### Set problem
Without the pictures, give the entries below again exactly as written.

Saved entries:
====

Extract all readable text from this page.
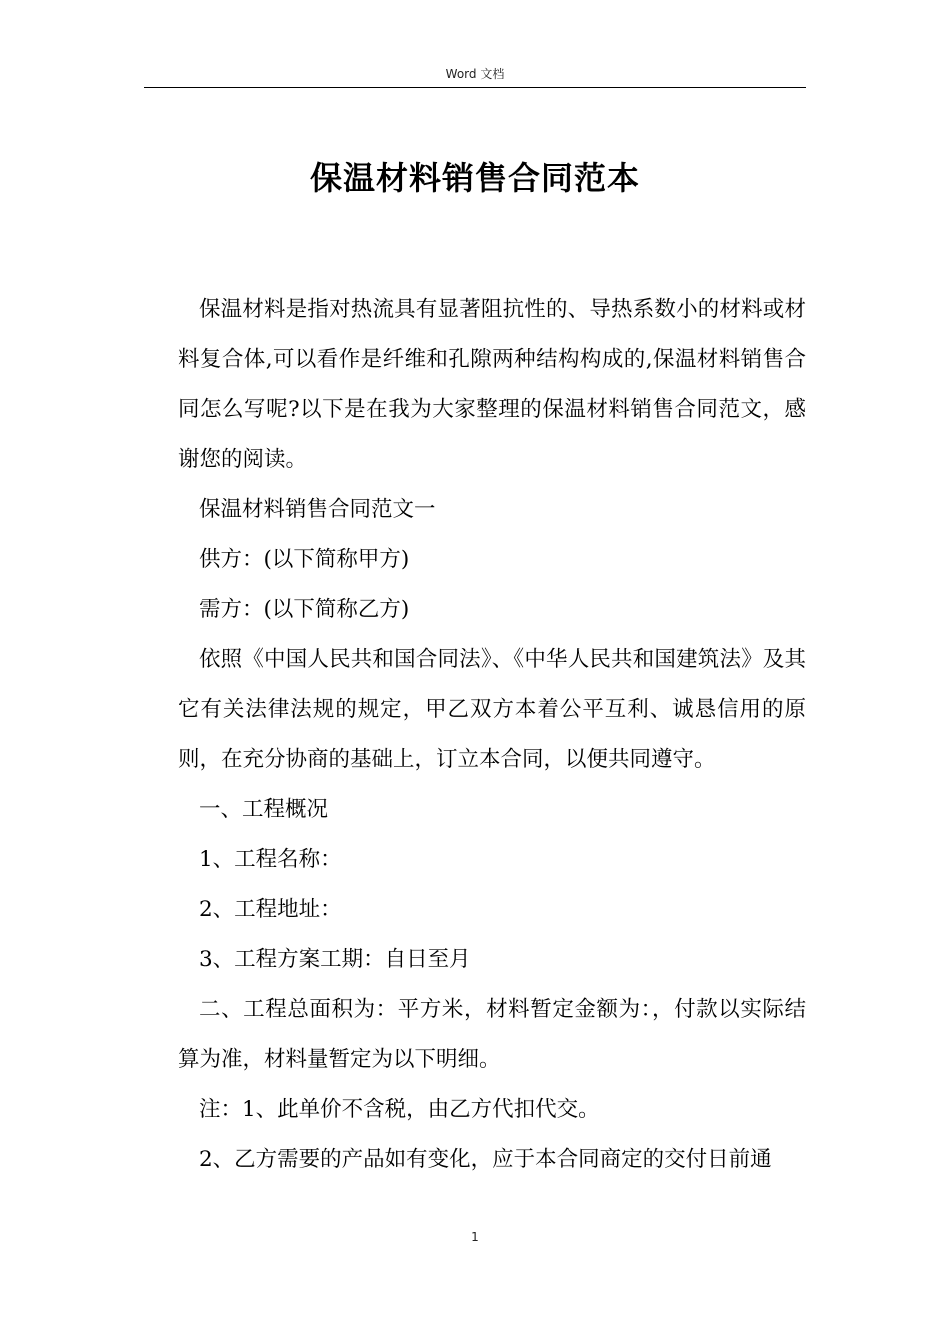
Word 文档
保温材料销售合同范本

保温材料是指对热流具有显著阻抗性的、导热系数小的材料或材料复合体,可以看作是纤维和孔隙两种结构构成的,保温材料销售合同怎么写呢?以下是在我为大家整理的保温材料销售合同范文，感谢您的阅读。

保温材料销售合同范文一

供方：(以下简称甲方)

需方：(以下简称乙方)

依照《中国人民共和国合同法》、《中华人民共和国建筑法》及其它有关法律法规的规定，甲乙双方本着公平互利、诚恳信用的原则，在充分协商的基础上，订立本合同，以便共同遵守。

一、工程概况

1、工程名称：

2、工程地址：

3、工程方案工期：自日至月

二、工程总面积为：平方米，材料暂定金额为：，付款以实际结算为准，材料量暂定为以下明细。

注：1、此单价不含税，由乙方代扣代交。

2、乙方需要的产品如有变化，应于本合同商定的交付日前通

1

====

### Written solution
Extract all readable text from this page.
Word 文档
保温材料销售合同范本

保温材料是指对热流具有显著阻抗性的、导热系数小的材料或材料复合体,可以看作是纤维和孔隙两种结构构成的,保温材料销售合同怎么写呢?以下是在我为大家整理的保温材料销售合同范文，感谢您的阅读。

保温材料销售合同范文一

供方：(以下简称甲方)

需方：(以下简称乙方)

依照《中国人民共和国合同法》、《中华人民共和国建筑法》及其它有关法律法规的规定，甲乙双方本着公平互利、诚恳信用的原则，在充分协商的基础上，订立本合同，以便共同遵守。

一、工程概况

1、工程名称：

2、工程地址：

3、工程方案工期：自日至月

二、工程总面积为：平方米，材料暂定金额为：，付款以实际结算为准，材料量暂定为以下明细。

注：1、此单价不含税，由乙方代扣代交。

2、乙方需要的产品如有变化，应于本合同商定的交付日前通

1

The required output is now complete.